**What you have to do**
Transcribe every line exactly. Leave the pictures behind.
-- start of Records for the exercise --
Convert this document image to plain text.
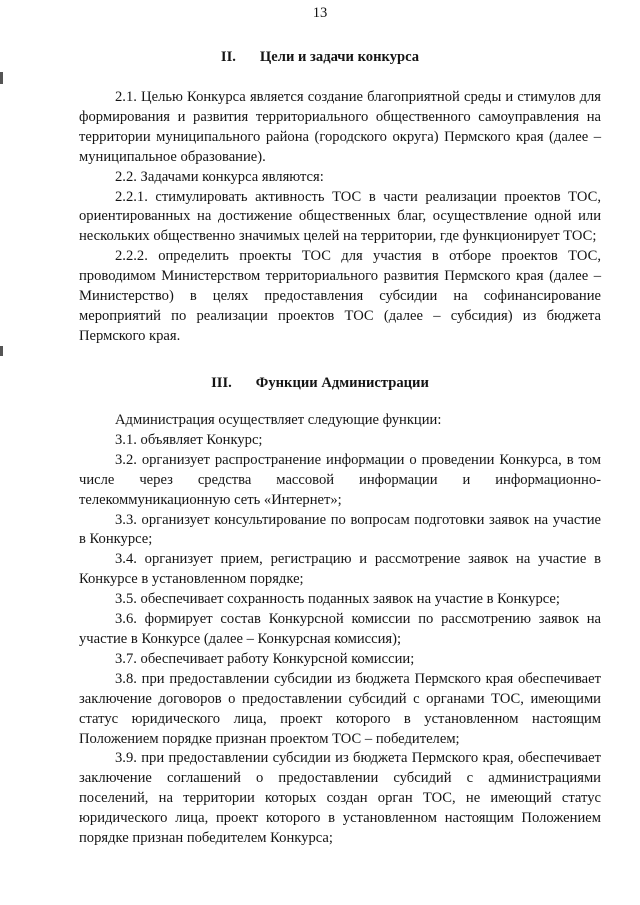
13
II. Цели и задачи конкурса

2.1. Целью Конкурса является создание благоприятной среды и стимулов для формирования и развития территориального общественного самоуправления на территории муниципального района (городского округа) Пермского края (далее – муниципальное образование).

2.2. Задачами конкурса являются:

2.2.1. стимулировать активность ТОС в части реализации проектов ТОС, ориентированных на достижение общественных благ, осуществление одной или нескольких общественно значимых целей на территории, где функционирует ТОС;

2.2.2. определить проекты ТОС для участия в отборе проектов ТОС, проводимом Министерством территориального развития Пермского края (далее – Министерство) в целях предоставления субсидии на софинансирование мероприятий по реализации проектов ТОС (далее – субсидия) из бюджета Пермского края.

III. Функции Администрации

Администрация осуществляет следующие функции:

3.1. объявляет Конкурс;

3.2. организует распространение информации о проведении Конкурса, в том числе через средства массовой информации и информационно-телекоммуникационную сеть «Интернет»;

3.3. организует консультирование по вопросам подготовки заявок на участие в Конкурсе;

3.4. организует прием, регистрацию и рассмотрение заявок на участие в Конкурсе в установленном порядке;

3.5. обеспечивает сохранность поданных заявок на участие в Конкурсе;

3.6. формирует состав Конкурсной комиссии по рассмотрению заявок на участие в Конкурсе (далее – Конкурсная комиссия);

3.7. обеспечивает работу Конкурсной комиссии;

3.8. при предоставлении субсидии из бюджета Пермского края обеспечивает заключение договоров о предоставлении субсидий с органами ТОС, имеющими статус юридического лица, проект которого в установленном настоящим Положением порядке признан проектом ТОС – победителем;

3.9. при предоставлении субсидии из бюджета Пермского края, обеспечивает заключение соглашений о предоставлении субсидий с администрациями поселений, на территории которых создан орган ТОС, не имеющий статус юридического лица, проект которого в установленном настоящим Положением порядке признан победителем Конкурса;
-- end of Records for the exercise --
**Task answer**
Convert this document image to plain text.
13
II. Цели и задачи конкурса

2.1. Целью Конкурса является создание благоприятной среды и стимулов для формирования и развития территориального общественного самоуправления на территории муниципального района (городского округа) Пермского края (далее – муниципальное образование).

2.2. Задачами конкурса являются:

2.2.1. стимулировать активность ТОС в части реализации проектов ТОС, ориентированных на достижение общественных благ, осуществление одной или нескольких общественно значимых целей на территории, где функционирует ТОС;

2.2.2. определить проекты ТОС для участия в отборе проектов ТОС, проводимом Министерством территориального развития Пермского края (далее – Министерство) в целях предоставления субсидии на софинансирование мероприятий по реализации проектов ТОС (далее – субсидия) из бюджета Пермского края.

III. Функции Администрации

Администрация осуществляет следующие функции:

3.1. объявляет Конкурс;

3.2. организует распространение информации о проведении Конкурса, в том числе через средства массовой информации и информационно-телекоммуникационную сеть «Интернет»;

3.3. организует консультирование по вопросам подготовки заявок на участие в Конкурсе;

3.4. организует прием, регистрацию и рассмотрение заявок на участие в Конкурсе в установленном порядке;

3.5. обеспечивает сохранность поданных заявок на участие в Конкурсе;

3.6. формирует состав Конкурсной комиссии по рассмотрению заявок на участие в Конкурсе (далее – Конкурсная комиссия);

3.7. обеспечивает работу Конкурсной комиссии;

3.8. при предоставлении субсидии из бюджета Пермского края обеспечивает заключение договоров о предоставлении субсидий с органами ТОС, имеющими статус юридического лица, проект которого в установленном настоящим Положением порядке признан проектом ТОС – победителем;

3.9. при предоставлении субсидии из бюджета Пермского края, обеспечивает заключение соглашений о предоставлении субсидий с администрациями поселений, на территории которых создан орган ТОС, не имеющий статус юридического лица, проект которого в установленном настоящим Положением порядке признан победителем Конкурса;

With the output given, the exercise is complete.